[Extracted data entries]
----------

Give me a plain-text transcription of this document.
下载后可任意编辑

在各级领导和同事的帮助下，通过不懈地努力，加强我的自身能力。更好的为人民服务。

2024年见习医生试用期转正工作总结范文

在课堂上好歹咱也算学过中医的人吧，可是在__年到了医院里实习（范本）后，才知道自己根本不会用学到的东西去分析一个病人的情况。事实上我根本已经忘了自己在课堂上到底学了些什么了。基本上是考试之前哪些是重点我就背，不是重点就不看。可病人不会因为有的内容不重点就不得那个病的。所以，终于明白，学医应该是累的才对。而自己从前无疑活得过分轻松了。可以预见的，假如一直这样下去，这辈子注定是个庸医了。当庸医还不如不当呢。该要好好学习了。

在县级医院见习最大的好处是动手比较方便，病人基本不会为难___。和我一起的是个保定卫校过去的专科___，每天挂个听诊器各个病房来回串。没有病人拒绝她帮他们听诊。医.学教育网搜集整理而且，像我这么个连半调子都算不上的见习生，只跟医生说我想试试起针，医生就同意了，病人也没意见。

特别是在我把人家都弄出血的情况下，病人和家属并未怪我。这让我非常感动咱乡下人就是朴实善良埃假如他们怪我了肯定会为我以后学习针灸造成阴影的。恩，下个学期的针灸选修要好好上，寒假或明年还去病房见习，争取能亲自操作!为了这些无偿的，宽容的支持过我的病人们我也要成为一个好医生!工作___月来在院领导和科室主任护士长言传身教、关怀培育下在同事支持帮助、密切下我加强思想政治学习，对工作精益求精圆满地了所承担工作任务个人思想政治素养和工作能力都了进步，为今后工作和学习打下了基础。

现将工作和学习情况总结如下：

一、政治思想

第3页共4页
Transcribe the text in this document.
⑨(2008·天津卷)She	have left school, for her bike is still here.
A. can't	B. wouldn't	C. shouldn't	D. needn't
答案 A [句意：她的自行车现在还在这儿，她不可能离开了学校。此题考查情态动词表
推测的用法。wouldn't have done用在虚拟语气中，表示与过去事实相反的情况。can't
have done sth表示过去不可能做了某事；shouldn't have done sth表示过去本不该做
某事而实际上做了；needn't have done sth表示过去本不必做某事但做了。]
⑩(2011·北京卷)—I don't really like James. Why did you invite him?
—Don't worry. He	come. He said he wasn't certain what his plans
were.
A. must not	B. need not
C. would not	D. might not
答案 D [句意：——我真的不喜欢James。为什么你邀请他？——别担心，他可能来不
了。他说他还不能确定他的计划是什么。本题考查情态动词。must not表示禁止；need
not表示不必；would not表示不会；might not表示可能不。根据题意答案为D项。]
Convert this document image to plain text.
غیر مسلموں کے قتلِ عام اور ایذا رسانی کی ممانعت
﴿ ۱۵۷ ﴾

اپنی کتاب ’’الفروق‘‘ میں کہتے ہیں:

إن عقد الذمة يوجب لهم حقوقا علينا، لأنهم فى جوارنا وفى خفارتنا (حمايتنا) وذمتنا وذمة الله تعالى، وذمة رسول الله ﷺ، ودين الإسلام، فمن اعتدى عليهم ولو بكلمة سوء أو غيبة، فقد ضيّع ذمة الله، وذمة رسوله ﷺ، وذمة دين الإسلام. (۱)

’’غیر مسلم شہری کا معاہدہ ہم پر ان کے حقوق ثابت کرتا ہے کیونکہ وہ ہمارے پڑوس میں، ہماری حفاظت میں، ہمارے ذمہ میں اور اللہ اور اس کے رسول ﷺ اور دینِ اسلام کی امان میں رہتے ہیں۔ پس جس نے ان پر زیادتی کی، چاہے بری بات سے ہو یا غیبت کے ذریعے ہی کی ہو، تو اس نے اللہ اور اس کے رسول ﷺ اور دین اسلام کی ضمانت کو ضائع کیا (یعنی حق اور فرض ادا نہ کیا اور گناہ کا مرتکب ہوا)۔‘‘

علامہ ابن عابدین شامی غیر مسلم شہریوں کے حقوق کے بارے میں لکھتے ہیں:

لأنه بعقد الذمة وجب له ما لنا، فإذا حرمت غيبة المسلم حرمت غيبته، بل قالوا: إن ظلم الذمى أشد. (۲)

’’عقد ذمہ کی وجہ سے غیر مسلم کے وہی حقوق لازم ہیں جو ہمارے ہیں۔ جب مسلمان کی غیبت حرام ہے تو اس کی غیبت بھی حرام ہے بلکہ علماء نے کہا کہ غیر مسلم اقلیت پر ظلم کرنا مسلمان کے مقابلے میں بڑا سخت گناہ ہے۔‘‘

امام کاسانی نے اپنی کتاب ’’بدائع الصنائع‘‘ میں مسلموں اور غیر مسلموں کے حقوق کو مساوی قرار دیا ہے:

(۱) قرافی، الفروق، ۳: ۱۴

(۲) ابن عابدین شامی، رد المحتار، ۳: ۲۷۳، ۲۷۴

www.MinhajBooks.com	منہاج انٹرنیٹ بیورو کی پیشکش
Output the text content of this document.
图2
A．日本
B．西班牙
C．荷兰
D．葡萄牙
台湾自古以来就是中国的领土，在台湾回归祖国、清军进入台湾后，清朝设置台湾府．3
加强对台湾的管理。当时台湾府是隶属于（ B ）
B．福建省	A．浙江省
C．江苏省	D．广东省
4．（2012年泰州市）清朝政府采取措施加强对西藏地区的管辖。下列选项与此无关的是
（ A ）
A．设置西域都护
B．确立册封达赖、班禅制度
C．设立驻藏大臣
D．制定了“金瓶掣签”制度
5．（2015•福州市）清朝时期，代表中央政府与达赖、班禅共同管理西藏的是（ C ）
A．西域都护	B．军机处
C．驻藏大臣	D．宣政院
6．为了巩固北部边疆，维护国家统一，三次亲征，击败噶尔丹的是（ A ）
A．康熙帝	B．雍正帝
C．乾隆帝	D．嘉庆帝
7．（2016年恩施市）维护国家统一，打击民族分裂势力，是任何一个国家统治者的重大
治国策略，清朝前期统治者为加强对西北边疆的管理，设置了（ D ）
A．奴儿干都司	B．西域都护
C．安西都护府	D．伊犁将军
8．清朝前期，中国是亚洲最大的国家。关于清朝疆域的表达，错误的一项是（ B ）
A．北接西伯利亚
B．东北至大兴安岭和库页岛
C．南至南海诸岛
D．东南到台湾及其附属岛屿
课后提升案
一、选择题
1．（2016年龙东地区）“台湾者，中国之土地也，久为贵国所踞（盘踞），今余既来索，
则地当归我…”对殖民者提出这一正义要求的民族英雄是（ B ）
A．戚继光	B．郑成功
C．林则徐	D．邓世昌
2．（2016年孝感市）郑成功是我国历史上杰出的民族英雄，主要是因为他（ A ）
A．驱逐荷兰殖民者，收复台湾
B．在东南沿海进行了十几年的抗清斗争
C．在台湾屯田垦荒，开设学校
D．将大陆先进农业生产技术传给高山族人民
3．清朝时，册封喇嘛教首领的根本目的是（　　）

----------

# [To do]
Write out every entry word for word.

# [Task response]
Give me a plain-text transcription of this document.
下载后可任意编辑

在各级领导和同事的帮助下，通过不懈地努力，加强我的自身能力。更好的为人民服务。

2024年见习医生试用期转正工作总结范文

在课堂上好歹咱也算学过中医的人吧，可是在__年到了医院里实习（范本）后，才知道自己根本不会用学到的东西去分析一个病人的情况。事实上我根本已经忘了自己在课堂上到底学了些什么了。基本上是考试之前哪些是重点我就背，不是重点就不看。可病人不会因为有的内容不重点就不得那个病的。所以，终于明白，学医应该是累的才对。而自己从前无疑活得过分轻松了。可以预见的，假如一直这样下去，这辈子注定是个庸医了。当庸医还不如不当呢。该要好好学习了。

在县级医院见习最大的好处是动手比较方便，病人基本不会为难___。和我一起的是个保定卫校过去的专科___，每天挂个听诊器各个病房来回串。没有病人拒绝她帮他们听诊。医.学教育网搜集整理而且，像我这么个连半调子都算不上的见习生，只跟医生说我想试试起针，医生就同意了，病人也没意见。

特别是在我把人家都弄出血的情况下，病人和家属并未怪我。这让我非常感动咱乡下人就是朴实善良埃假如他们怪我了肯定会为我以后学习针灸造成阴影的。恩，下个学期的针灸选修要好好上，寒假或明年还去病房见习，争取能亲自操作!为了这些无偿的，宽容的支持过我的病人们我也要成为一个好医生!工作___月来在院领导和科室主任护士长言传身教、关怀培育下在同事支持帮助、密切下我加强思想政治学习，对工作精益求精圆满地了所承担工作任务个人思想政治素养和工作能力都了进步，为今后工作和学习打下了基础。

现将工作和学习情况总结如下：

一、政治思想

第3页共4页
Transcribe the text in this document.
⑨(2008·天津卷)She	have left school, for her bike is still here.
A. can't	B. wouldn't	C. shouldn't	D. needn't
答案 A [句意：她的自行车现在还在这儿，她不可能离开了学校。此题考查情态动词表
推测的用法。wouldn't have done用在虚拟语气中，表示与过去事实相反的情况。can't
have done sth表示过去不可能做了某事；shouldn't have done sth表示过去本不该做
某事而实际上做了；needn't have done sth表示过去本不必做某事但做了。]
⑩(2011·北京卷)—I don't really like James. Why did you invite him?
—Don't worry. He	come. He said he wasn't certain what his plans
were.
A. must not	B. need not
C. would not	D. might not
答案 D [句意：——我真的不喜欢James。为什么你邀请他？——别担心，他可能来不
了。他说他还不能确定他的计划是什么。本题考查情态动词。must not表示禁止；need
not表示不必；would not表示不会；might not表示可能不。根据题意答案为D项。]
Convert this document image to plain text.
غیر مسلموں کے قتلِ عام اور ایذا رسانی کی ممانعت
﴿ ۱۵۷ ﴾

اپنی کتاب ’’الفروق‘‘ میں کہتے ہیں:

إن عقد الذمة يوجب لهم حقوقا علينا، لأنهم فى جوارنا وفى خفارتنا (حمايتنا) وذمتنا وذمة الله تعالى، وذمة رسول الله ﷺ، ودين الإسلام، فمن اعتدى عليهم ولو بكلمة سوء أو غيبة، فقد ضيّع ذمة الله، وذمة رسوله ﷺ، وذمة دين الإسلام. (۱)

’’غیر مسلم شہری کا معاہدہ ہم پر ان کے حقوق ثابت کرتا ہے کیونکہ وہ ہمارے پڑوس میں، ہماری حفاظت میں، ہمارے ذمہ میں اور اللہ اور اس کے رسول ﷺ اور دینِ اسلام کی امان میں رہتے ہیں۔ پس جس نے ان پر زیادتی کی، چاہے بری بات سے ہو یا غیبت کے ذریعے ہی کی ہو، تو اس نے اللہ اور اس کے رسول ﷺ اور دین اسلام کی ضمانت کو ضائع کیا (یعنی حق اور فرض ادا نہ کیا اور گناہ کا مرتکب ہوا)۔‘‘

علامہ ابن عابدین شامی غیر مسلم شہریوں کے حقوق کے بارے میں لکھتے ہیں:

لأنه بعقد الذمة وجب له ما لنا، فإذا حرمت غيبة المسلم حرمت غيبته، بل قالوا: إن ظلم الذمى أشد. (۲)

’’عقد ذمہ کی وجہ سے غیر مسلم کے وہی حقوق لازم ہیں جو ہمارے ہیں۔ جب مسلمان کی غیبت حرام ہے تو اس کی غیبت بھی حرام ہے بلکہ علماء نے کہا کہ غیر مسلم اقلیت پر ظلم کرنا مسلمان کے مقابلے میں بڑا سخت گناہ ہے۔‘‘

امام کاسانی نے اپنی کتاب ’’بدائع الصنائع‘‘ میں مسلموں اور غیر مسلموں کے حقوق کو مساوی قرار دیا ہے:

(۱) قرافی، الفروق، ۳: ۱۴

(۲) ابن عابدین شامی، رد المحتار، ۳: ۲۷۳، ۲۷۴

www.MinhajBooks.com	منہاج انٹرنیٹ بیورو کی پیشکش
Output the text content of this document.
图2
A．日本
B．西班牙
C．荷兰
D．葡萄牙
台湾自古以来就是中国的领土，在台湾回归祖国、清军进入台湾后，清朝设置台湾府．3
加强对台湾的管理。当时台湾府是隶属于（ B ）
B．福建省	A．浙江省
C．江苏省	D．广东省
4．（2012年泰州市）清朝政府采取措施加强对西藏地区的管辖。下列选项与此无关的是
（ A ）
A．设置西域都护
B．确立册封达赖、班禅制度
C．设立驻藏大臣
D．制定了“金瓶掣签”制度
5．（2015•福州市）清朝时期，代表中央政府与达赖、班禅共同管理西藏的是（ C ）
A．西域都护	B．军机处
C．驻藏大臣	D．宣政院
6．为了巩固北部边疆，维护国家统一，三次亲征，击败噶尔丹的是（ A ）
A．康熙帝	B．雍正帝
C．乾隆帝	D．嘉庆帝
7．（2016年恩施市）维护国家统一，打击民族分裂势力，是任何一个国家统治者的重大
治国策略，清朝前期统治者为加强对西北边疆的管理，设置了（ D ）
A．奴儿干都司	B．西域都护
C．安西都护府	D．伊犁将军
8．清朝前期，中国是亚洲最大的国家。关于清朝疆域的表达，错误的一项是（ B ）
A．北接西伯利亚
B．东北至大兴安岭和库页岛
C．南至南海诸岛
D．东南到台湾及其附属岛屿
课后提升案
一、选择题
1．（2016年龙东地区）“台湾者，中国之土地也，久为贵国所踞（盘踞），今余既来索，
则地当归我…”对殖民者提出这一正义要求的民族英雄是（ B ）
A．戚继光	B．郑成功
C．林则徐	D．邓世昌
2．（2016年孝感市）郑成功是我国历史上杰出的民族英雄，主要是因为他（ A ）
A．驱逐荷兰殖民者，收复台湾
B．在东南沿海进行了十几年的抗清斗争
C．在台湾屯田垦荒，开设学校
D．将大陆先进农业生产技术传给高山族人民
3．清朝时，册封喇嘛教首领的根本目的是（　　）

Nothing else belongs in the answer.